Available records =>
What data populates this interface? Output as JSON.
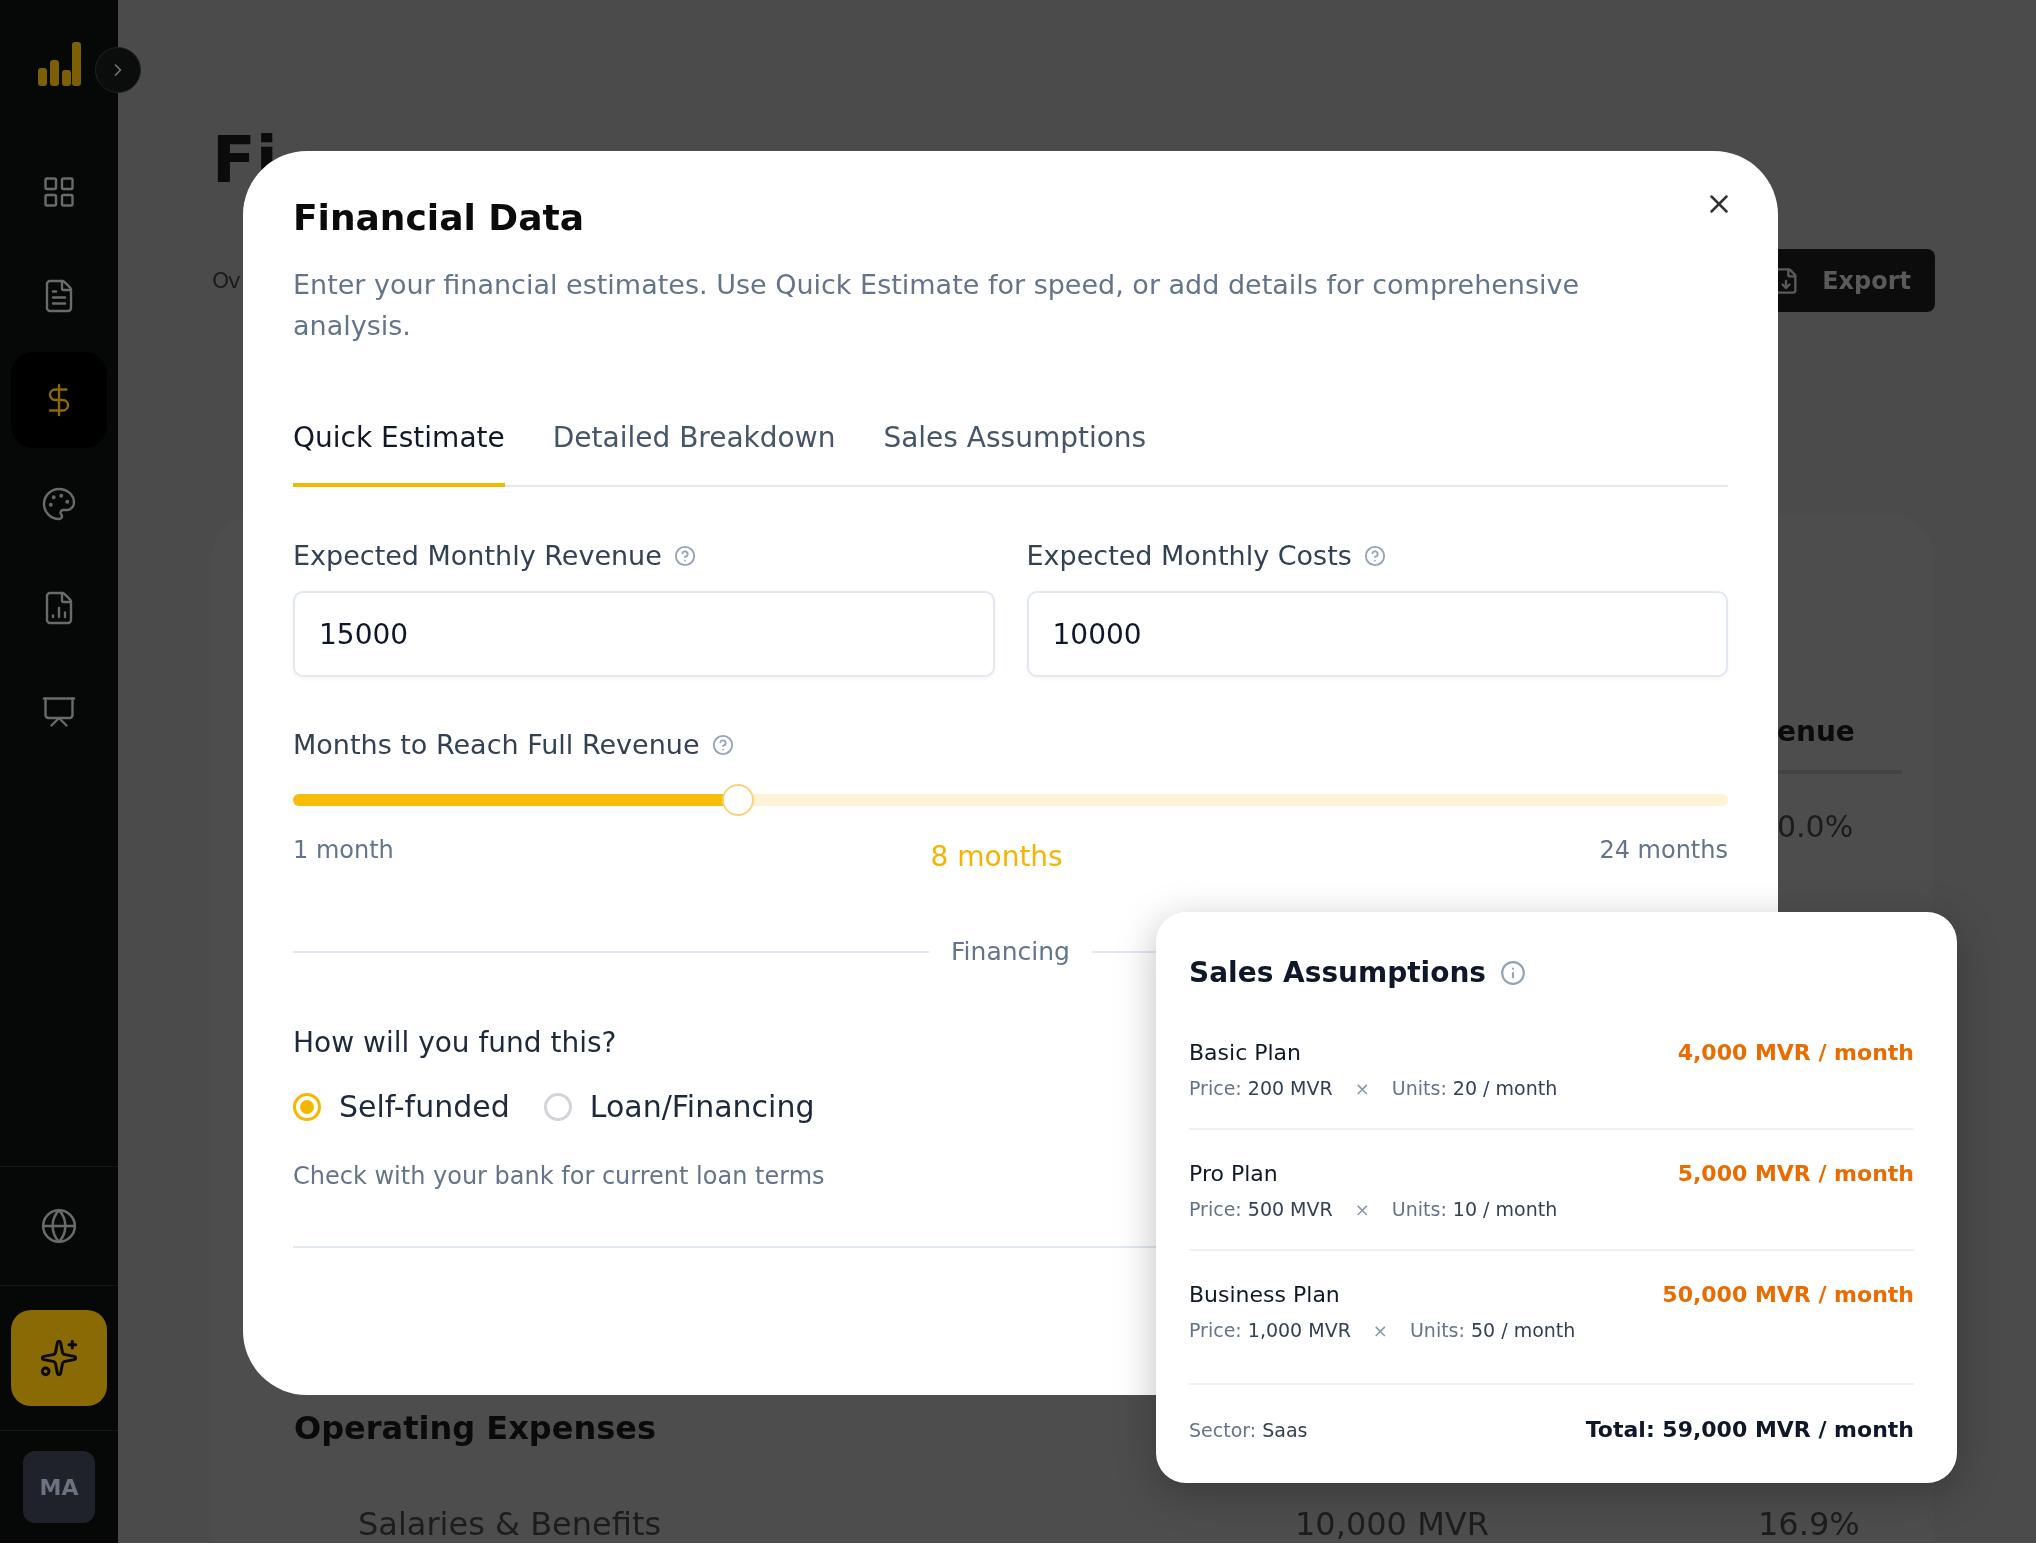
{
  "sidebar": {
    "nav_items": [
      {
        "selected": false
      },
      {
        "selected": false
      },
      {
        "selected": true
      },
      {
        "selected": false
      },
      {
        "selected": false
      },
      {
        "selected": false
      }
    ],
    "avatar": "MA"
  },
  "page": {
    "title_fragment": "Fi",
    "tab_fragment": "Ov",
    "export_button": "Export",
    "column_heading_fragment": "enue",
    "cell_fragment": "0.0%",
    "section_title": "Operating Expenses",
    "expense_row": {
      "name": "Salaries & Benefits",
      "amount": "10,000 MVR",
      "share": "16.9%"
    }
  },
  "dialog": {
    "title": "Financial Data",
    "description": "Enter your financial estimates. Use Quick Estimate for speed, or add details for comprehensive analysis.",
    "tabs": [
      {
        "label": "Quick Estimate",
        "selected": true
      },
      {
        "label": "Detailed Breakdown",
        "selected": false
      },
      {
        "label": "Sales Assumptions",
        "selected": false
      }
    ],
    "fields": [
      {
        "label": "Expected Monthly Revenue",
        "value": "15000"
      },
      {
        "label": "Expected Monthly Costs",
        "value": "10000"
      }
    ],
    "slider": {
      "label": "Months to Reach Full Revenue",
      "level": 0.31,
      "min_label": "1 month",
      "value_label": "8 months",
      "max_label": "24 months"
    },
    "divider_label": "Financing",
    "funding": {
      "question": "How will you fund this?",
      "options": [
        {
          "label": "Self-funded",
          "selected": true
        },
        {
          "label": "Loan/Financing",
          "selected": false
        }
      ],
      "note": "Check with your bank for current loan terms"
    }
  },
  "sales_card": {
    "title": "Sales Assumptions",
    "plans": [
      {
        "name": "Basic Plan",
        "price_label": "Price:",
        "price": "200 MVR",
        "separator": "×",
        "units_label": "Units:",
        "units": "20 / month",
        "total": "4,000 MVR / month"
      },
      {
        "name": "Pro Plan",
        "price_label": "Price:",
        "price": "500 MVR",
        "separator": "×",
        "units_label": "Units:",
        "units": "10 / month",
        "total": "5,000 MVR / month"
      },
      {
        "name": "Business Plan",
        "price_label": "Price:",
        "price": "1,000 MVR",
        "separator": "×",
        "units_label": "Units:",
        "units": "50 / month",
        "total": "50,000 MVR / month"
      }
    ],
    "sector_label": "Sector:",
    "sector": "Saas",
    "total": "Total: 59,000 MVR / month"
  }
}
---
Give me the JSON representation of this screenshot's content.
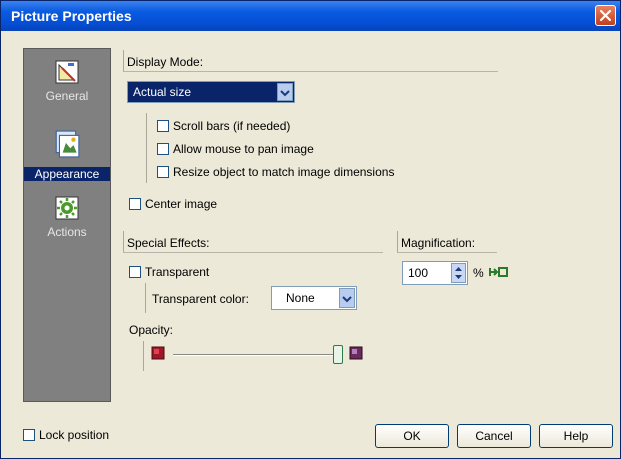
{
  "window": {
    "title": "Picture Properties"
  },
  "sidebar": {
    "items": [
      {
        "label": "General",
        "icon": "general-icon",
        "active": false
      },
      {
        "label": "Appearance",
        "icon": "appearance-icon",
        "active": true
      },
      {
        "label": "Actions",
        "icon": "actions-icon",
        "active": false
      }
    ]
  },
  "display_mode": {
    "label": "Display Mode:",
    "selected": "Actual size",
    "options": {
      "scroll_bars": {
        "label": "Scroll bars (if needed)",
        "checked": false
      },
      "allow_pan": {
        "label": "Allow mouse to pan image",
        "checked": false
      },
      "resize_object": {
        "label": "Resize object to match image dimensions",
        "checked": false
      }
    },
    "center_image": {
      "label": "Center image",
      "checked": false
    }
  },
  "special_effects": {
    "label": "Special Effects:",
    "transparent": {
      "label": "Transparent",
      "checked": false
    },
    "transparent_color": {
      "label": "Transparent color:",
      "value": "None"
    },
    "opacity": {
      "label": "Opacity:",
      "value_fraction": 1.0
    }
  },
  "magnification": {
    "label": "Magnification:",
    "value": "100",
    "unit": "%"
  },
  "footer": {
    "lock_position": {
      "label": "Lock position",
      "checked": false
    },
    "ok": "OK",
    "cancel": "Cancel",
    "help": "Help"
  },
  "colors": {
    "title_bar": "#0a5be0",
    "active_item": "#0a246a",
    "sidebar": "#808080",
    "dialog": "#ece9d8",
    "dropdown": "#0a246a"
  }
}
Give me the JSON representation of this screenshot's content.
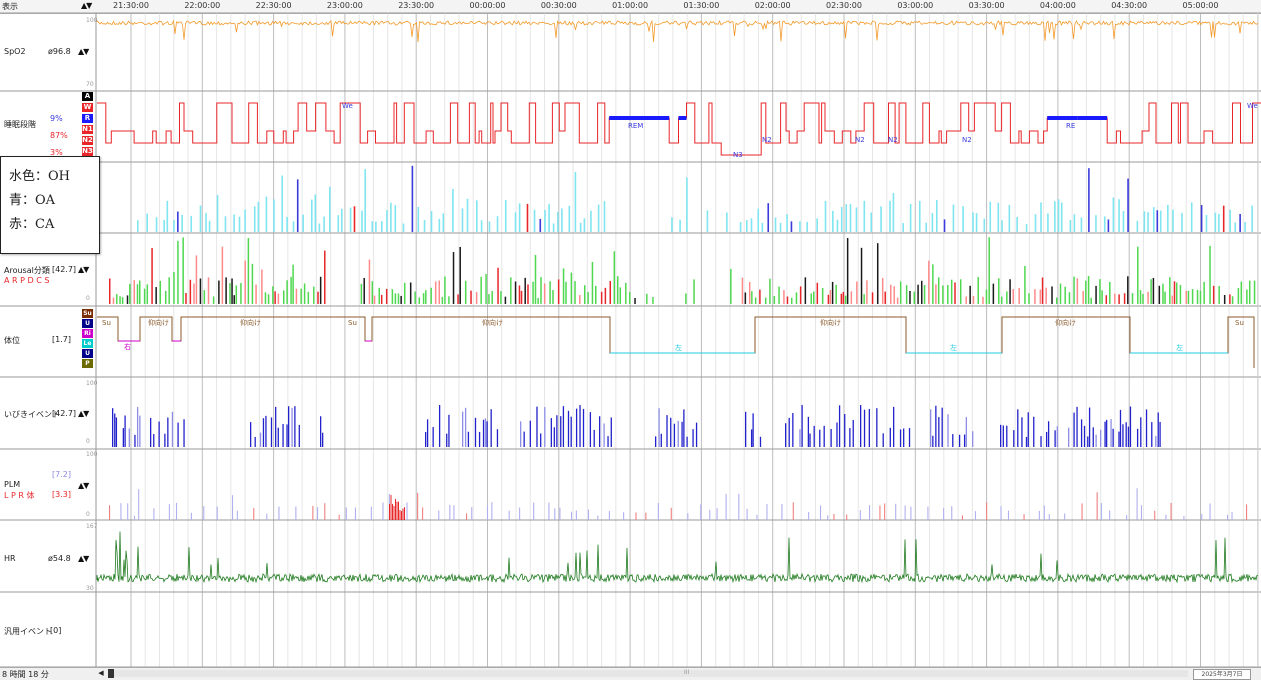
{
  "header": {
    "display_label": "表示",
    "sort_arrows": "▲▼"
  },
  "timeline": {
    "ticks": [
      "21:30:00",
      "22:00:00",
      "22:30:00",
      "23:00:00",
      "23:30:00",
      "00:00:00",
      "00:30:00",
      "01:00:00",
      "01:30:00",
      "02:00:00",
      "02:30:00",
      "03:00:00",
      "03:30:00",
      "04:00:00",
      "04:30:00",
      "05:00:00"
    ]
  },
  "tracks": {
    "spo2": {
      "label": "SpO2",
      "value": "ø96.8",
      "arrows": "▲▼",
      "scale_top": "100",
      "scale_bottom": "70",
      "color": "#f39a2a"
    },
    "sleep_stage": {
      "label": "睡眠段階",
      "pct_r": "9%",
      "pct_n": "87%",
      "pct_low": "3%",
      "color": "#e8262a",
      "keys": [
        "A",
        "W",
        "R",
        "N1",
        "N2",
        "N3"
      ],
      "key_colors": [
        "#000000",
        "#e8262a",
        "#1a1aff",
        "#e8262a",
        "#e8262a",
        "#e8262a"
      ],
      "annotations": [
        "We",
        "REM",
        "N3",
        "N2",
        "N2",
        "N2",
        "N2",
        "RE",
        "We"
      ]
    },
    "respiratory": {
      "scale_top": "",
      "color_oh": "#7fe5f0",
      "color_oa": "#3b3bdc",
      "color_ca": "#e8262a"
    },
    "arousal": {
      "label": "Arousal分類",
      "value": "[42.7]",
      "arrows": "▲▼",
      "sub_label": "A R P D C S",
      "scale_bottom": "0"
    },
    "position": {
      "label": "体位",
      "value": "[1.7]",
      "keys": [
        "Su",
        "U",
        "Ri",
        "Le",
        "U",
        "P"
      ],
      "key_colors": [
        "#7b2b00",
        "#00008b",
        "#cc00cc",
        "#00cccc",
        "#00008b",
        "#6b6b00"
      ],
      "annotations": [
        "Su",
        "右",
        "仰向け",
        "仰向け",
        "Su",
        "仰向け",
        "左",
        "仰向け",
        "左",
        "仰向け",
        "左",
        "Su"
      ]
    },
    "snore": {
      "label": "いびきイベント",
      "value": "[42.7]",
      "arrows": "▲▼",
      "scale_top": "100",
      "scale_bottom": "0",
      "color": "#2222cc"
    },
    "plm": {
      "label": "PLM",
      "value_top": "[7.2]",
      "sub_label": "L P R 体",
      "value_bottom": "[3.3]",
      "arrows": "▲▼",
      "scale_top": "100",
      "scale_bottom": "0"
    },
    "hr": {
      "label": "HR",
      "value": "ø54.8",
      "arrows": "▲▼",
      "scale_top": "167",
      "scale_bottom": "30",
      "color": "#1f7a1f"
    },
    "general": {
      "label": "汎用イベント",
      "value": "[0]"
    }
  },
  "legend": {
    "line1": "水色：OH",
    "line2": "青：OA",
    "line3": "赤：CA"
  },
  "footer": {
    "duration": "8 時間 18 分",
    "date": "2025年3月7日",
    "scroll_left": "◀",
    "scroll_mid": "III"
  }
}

Task objective => Extract all lines of the records above that include "your".

Output of the task =>
    "description": "Enter your financial estimates. Use Quick Estimate for speed, or add details for comprehensive analysis.",
      "note": "Check with your bank for current loan terms"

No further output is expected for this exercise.